▸ DESCRIPTION OF THE TASK
The data must be written out once more, precisely as given.

* Begin *

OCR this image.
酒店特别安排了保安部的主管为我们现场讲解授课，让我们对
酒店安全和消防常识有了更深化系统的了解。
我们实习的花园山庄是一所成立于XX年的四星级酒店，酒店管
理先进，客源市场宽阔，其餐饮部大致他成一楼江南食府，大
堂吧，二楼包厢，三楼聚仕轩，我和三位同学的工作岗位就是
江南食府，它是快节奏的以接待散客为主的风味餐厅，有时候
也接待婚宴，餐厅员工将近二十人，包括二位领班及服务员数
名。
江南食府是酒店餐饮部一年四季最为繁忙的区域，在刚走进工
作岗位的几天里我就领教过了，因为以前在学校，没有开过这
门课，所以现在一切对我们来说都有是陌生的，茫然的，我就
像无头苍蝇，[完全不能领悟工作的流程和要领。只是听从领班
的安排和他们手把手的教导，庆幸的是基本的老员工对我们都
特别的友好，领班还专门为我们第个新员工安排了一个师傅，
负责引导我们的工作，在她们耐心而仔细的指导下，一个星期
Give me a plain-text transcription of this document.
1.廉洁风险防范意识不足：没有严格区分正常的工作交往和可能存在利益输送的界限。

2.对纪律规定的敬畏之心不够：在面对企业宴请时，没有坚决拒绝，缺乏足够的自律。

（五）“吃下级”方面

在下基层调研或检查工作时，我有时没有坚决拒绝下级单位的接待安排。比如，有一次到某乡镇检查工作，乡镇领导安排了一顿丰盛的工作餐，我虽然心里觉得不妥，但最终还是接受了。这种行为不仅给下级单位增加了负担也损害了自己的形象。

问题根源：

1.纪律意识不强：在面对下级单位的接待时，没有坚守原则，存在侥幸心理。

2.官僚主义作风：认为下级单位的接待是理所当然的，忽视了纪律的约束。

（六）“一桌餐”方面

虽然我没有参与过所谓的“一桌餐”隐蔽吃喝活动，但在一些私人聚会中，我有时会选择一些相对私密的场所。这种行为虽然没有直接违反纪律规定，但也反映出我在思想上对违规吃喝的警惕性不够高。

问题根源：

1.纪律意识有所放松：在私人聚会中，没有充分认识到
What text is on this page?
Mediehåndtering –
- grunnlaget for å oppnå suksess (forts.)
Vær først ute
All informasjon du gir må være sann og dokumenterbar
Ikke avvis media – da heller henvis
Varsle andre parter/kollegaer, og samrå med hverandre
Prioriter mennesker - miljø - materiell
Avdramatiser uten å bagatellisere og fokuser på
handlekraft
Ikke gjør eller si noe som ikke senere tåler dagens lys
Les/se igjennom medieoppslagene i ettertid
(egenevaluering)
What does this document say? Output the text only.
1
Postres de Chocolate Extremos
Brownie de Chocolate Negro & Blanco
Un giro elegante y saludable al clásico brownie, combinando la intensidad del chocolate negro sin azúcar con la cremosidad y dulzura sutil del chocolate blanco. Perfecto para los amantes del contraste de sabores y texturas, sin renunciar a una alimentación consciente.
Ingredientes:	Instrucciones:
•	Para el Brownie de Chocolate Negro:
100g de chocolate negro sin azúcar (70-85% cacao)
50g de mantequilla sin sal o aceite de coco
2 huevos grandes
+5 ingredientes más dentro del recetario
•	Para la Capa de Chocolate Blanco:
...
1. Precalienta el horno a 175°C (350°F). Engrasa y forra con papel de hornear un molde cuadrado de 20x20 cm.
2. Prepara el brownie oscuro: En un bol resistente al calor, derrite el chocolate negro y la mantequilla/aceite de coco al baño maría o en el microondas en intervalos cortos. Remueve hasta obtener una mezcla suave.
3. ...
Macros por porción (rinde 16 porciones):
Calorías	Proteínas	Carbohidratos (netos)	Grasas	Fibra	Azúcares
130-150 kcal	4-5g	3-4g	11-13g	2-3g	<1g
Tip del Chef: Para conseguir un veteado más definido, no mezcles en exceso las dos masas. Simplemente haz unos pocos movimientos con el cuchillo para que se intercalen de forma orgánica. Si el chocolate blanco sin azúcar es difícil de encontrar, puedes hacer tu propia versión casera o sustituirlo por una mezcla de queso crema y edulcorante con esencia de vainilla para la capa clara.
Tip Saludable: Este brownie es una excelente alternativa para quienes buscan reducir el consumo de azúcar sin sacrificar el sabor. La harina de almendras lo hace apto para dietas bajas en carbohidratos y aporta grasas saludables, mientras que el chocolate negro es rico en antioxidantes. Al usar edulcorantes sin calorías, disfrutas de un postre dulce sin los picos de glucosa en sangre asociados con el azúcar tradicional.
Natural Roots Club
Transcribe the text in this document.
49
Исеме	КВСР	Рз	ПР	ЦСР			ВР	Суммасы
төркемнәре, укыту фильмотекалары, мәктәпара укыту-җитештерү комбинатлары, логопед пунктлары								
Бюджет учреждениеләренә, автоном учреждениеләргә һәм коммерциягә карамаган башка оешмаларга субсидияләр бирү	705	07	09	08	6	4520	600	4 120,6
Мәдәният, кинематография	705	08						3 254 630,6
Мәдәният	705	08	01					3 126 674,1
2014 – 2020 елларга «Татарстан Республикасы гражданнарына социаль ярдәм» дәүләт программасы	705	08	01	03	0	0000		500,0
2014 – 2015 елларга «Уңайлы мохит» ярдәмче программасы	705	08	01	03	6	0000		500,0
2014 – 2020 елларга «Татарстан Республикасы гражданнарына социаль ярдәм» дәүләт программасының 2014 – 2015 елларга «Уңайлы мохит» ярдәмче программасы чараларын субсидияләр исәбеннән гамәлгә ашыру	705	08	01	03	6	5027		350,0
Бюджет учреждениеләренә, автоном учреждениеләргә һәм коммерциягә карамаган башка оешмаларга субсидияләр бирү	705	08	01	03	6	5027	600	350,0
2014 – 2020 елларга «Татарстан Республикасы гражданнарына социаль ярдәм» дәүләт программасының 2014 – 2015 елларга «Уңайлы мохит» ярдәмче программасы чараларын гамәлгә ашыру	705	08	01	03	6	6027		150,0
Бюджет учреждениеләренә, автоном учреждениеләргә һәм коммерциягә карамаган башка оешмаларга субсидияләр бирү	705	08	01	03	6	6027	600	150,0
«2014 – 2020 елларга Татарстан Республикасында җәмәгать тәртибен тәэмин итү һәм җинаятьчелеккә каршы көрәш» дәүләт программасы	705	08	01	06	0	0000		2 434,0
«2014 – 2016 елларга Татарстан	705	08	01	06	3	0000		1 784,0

* End *

▸ COMPLETE ANSWER
OCR this image.
酒店特别安排了保安部的主管为我们现场讲解授课，让我们对
酒店安全和消防常识有了更深化系统的了解。
我们实习的花园山庄是一所成立于XX年的四星级酒店，酒店管
理先进，客源市场宽阔，其餐饮部大致他成一楼江南食府，大
堂吧，二楼包厢，三楼聚仕轩，我和三位同学的工作岗位就是
江南食府，它是快节奏的以接待散客为主的风味餐厅，有时候
也接待婚宴，餐厅员工将近二十人，包括二位领班及服务员数
名。
江南食府是酒店餐饮部一年四季最为繁忙的区域，在刚走进工
作岗位的几天里我就领教过了，因为以前在学校，没有开过这
门课，所以现在一切对我们来说都有是陌生的，茫然的，我就
像无头苍蝇，[完全不能领悟工作的流程和要领。只是听从领班
的安排和他们手把手的教导，庆幸的是基本的老员工对我们都
特别的友好，领班还专门为我们第个新员工安排了一个师傅，
负责引导我们的工作，在她们耐心而仔细的指导下，一个星期
Give me a plain-text transcription of this document.
1.廉洁风险防范意识不足：没有严格区分正常的工作交往和可能存在利益输送的界限。

2.对纪律规定的敬畏之心不够：在面对企业宴请时，没有坚决拒绝，缺乏足够的自律。

（五）“吃下级”方面

在下基层调研或检查工作时，我有时没有坚决拒绝下级单位的接待安排。比如，有一次到某乡镇检查工作，乡镇领导安排了一顿丰盛的工作餐，我虽然心里觉得不妥，但最终还是接受了。这种行为不仅给下级单位增加了负担也损害了自己的形象。

问题根源：

1.纪律意识不强：在面对下级单位的接待时，没有坚守原则，存在侥幸心理。

2.官僚主义作风：认为下级单位的接待是理所当然的，忽视了纪律的约束。

（六）“一桌餐”方面

虽然我没有参与过所谓的“一桌餐”隐蔽吃喝活动，但在一些私人聚会中，我有时会选择一些相对私密的场所。这种行为虽然没有直接违反纪律规定，但也反映出我在思想上对违规吃喝的警惕性不够高。

问题根源：

1.纪律意识有所放松：在私人聚会中，没有充分认识到
What text is on this page?
Mediehåndtering –
- grunnlaget for å oppnå suksess (forts.)
Vær først ute
All informasjon du gir må være sann og dokumenterbar
Ikke avvis media – da heller henvis
Varsle andre parter/kollegaer, og samrå med hverandre
Prioriter mennesker - miljø - materiell
Avdramatiser uten å bagatellisere og fokuser på
handlekraft
Ikke gjør eller si noe som ikke senere tåler dagens lys
Les/se igjennom medieoppslagene i ettertid
(egenevaluering)
What does this document say? Output the text only.
1
Postres de Chocolate Extremos
Brownie de Chocolate Negro & Blanco
Un giro elegante y saludable al clásico brownie, combinando la intensidad del chocolate negro sin azúcar con la cremosidad y dulzura sutil del chocolate blanco. Perfecto para los amantes del contraste de sabores y texturas, sin renunciar a una alimentación consciente.
Ingredientes:	Instrucciones:
•	Para el Brownie de Chocolate Negro:
100g de chocolate negro sin azúcar (70-85% cacao)
50g de mantequilla sin sal o aceite de coco
2 huevos grandes
+5 ingredientes más dentro del recetario
•	Para la Capa de Chocolate Blanco:
...
1. Precalienta el horno a 175°C (350°F). Engrasa y forra con papel de hornear un molde cuadrado de 20x20 cm.
2. Prepara el brownie oscuro: En un bol resistente al calor, derrite el chocolate negro y la mantequilla/aceite de coco al baño maría o en el microondas en intervalos cortos. Remueve hasta obtener una mezcla suave.
3. ...
Macros por porción (rinde 16 porciones):
Calorías	Proteínas	Carbohidratos (netos)	Grasas	Fibra	Azúcares
130-150 kcal	4-5g	3-4g	11-13g	2-3g	<1g
Tip del Chef: Para conseguir un veteado más definido, no mezcles en exceso las dos masas. Simplemente haz unos pocos movimientos con el cuchillo para que se intercalen de forma orgánica. Si el chocolate blanco sin azúcar es difícil de encontrar, puedes hacer tu propia versión casera o sustituirlo por una mezcla de queso crema y edulcorante con esencia de vainilla para la capa clara.
Tip Saludable: Este brownie es una excelente alternativa para quienes buscan reducir el consumo de azúcar sin sacrificar el sabor. La harina de almendras lo hace apto para dietas bajas en carbohidratos y aporta grasas saludables, mientras que el chocolate negro es rico en antioxidantes. Al usar edulcorantes sin calorías, disfrutas de un postre dulce sin los picos de glucosa en sangre asociados con el azúcar tradicional.
Natural Roots Club
Transcribe the text in this document.
49
Исеме	КВСР	Рз	ПР	ЦСР			ВР	Суммасы
төркемнәре, укыту фильмотекалары, мәктәпара укыту-җитештерү комбинатлары, логопед пунктлары								
Бюджет учреждениеләренә, автоном учреждениеләргә һәм коммерциягә карамаган башка оешмаларга субсидияләр бирү	705	07	09	08	6	4520	600	4 120,6
Мәдәният, кинематография	705	08						3 254 630,6
Мәдәният	705	08	01					3 126 674,1
2014 – 2020 елларга «Татарстан Республикасы гражданнарына социаль ярдәм» дәүләт программасы	705	08	01	03	0	0000		500,0
2014 – 2015 елларга «Уңайлы мохит» ярдәмче программасы	705	08	01	03	6	0000		500,0
2014 – 2020 елларга «Татарстан Республикасы гражданнарына социаль ярдәм» дәүләт программасының 2014 – 2015 елларга «Уңайлы мохит» ярдәмче программасы чараларын субсидияләр исәбеннән гамәлгә ашыру	705	08	01	03	6	5027		350,0
Бюджет учреждениеләренә, автоном учреждениеләргә һәм коммерциягә карамаган башка оешмаларга субсидияләр бирү	705	08	01	03	6	5027	600	350,0
2014 – 2020 елларга «Татарстан Республикасы гражданнарына социаль ярдәм» дәүләт программасының 2014 – 2015 елларга «Уңайлы мохит» ярдәмче программасы чараларын гамәлгә ашыру	705	08	01	03	6	6027		150,0
Бюджет учреждениеләренә, автоном учреждениеләргә һәм коммерциягә карамаган башка оешмаларга субсидияләр бирү	705	08	01	03	6	6027	600	150,0
«2014 – 2020 елларга Татарстан Республикасында җәмәгать тәртибен тәэмин итү һәм җинаятьчелеккә каршы көрәш» дәүләт программасы	705	08	01	06	0	0000		2 434,0
«2014 – 2016 елларга Татарстан	705	08	01	06	3	0000		1 784,0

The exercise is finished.